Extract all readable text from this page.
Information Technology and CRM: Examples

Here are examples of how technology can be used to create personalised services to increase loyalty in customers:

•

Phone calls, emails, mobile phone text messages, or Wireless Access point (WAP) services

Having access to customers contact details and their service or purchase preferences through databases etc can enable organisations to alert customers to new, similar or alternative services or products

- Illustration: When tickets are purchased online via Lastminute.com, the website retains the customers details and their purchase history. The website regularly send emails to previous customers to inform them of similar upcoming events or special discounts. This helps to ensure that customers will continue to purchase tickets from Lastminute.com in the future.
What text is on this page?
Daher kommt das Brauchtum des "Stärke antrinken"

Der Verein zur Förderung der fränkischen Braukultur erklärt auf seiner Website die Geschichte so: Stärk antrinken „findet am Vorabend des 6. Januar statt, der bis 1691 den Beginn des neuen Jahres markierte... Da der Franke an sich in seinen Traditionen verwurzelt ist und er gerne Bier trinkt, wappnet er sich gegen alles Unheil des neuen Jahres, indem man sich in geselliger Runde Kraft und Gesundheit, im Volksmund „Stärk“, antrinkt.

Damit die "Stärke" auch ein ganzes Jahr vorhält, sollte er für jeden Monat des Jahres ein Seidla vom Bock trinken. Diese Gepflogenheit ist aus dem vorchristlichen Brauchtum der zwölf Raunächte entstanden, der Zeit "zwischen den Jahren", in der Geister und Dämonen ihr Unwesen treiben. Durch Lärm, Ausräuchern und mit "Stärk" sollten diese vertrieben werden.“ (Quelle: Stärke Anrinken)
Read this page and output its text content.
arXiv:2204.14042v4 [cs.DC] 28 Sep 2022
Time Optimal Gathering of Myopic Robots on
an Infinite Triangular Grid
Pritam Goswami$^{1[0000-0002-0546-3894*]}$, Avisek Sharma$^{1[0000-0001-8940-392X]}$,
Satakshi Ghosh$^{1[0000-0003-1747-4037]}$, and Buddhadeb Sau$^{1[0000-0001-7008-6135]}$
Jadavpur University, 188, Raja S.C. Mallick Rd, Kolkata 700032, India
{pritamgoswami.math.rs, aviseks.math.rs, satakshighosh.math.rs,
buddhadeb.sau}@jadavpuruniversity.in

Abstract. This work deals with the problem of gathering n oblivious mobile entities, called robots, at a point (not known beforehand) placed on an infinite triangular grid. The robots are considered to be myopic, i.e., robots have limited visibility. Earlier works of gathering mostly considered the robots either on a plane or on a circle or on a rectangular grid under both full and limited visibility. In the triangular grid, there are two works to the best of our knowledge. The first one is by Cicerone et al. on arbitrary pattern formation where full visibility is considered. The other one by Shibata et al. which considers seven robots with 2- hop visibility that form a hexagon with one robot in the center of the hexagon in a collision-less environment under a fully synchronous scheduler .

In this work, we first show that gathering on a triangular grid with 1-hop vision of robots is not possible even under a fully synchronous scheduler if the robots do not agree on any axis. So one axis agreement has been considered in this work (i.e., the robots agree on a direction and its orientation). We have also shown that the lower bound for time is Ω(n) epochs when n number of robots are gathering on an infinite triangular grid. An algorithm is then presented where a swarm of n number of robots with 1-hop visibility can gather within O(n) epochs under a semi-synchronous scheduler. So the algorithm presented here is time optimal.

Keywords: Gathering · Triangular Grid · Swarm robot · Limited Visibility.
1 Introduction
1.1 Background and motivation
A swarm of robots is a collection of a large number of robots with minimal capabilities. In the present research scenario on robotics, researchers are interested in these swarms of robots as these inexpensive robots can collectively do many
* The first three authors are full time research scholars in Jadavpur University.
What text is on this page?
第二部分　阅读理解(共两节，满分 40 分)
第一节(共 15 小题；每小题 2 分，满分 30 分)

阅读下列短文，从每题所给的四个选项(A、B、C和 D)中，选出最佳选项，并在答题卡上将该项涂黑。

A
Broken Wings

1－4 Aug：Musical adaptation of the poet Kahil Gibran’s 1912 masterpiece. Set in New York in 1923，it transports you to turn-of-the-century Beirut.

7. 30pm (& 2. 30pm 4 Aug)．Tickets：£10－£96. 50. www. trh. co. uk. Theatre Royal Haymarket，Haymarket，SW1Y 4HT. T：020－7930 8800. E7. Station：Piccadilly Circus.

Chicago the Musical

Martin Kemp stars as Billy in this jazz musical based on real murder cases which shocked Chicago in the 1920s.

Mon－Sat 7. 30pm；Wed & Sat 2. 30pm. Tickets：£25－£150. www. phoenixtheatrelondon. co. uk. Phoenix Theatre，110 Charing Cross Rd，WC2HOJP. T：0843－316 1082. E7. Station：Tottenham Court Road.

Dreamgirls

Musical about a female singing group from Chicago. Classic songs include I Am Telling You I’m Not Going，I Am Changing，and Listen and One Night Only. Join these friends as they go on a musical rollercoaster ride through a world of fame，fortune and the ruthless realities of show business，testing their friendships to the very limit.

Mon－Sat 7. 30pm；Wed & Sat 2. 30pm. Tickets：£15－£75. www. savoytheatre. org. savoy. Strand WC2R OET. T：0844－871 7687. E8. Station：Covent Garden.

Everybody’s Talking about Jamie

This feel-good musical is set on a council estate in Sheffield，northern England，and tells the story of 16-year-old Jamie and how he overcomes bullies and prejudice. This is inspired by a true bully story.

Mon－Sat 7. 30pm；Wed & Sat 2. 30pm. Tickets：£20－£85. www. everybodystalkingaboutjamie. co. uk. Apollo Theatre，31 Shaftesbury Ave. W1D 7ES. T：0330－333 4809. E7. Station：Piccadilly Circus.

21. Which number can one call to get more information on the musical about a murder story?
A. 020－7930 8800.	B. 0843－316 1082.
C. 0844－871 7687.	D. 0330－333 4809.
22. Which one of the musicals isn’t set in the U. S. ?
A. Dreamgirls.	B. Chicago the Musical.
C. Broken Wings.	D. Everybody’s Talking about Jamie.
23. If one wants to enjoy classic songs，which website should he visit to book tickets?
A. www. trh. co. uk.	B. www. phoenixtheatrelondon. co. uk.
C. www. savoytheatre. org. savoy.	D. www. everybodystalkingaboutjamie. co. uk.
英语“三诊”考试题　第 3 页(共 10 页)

++++++++++

DESCRIPTION OF THE TASK: Return every line containing "Brauchtum".

EXERCISE SOLUTION:
Daher kommt das Brauchtum des "Stärke antrinken"
Damit die "Stärke" auch ein ganzes Jahr vorhält, sollte er für jeden Monat des Jahres ein Seidla vom Bock trinken. Diese Gepflogenheit ist aus dem vorchristlichen Brauchtum der zwölf Raunächte entstanden, der Zeit "zwischen den Jahren", in der Geister und Dämonen ihr Unwesen treiben. Durch Lärm, Ausräuchern und mit "Stärk" sollten diese vertrieben werden.“ (Quelle: Stärke Anrinken)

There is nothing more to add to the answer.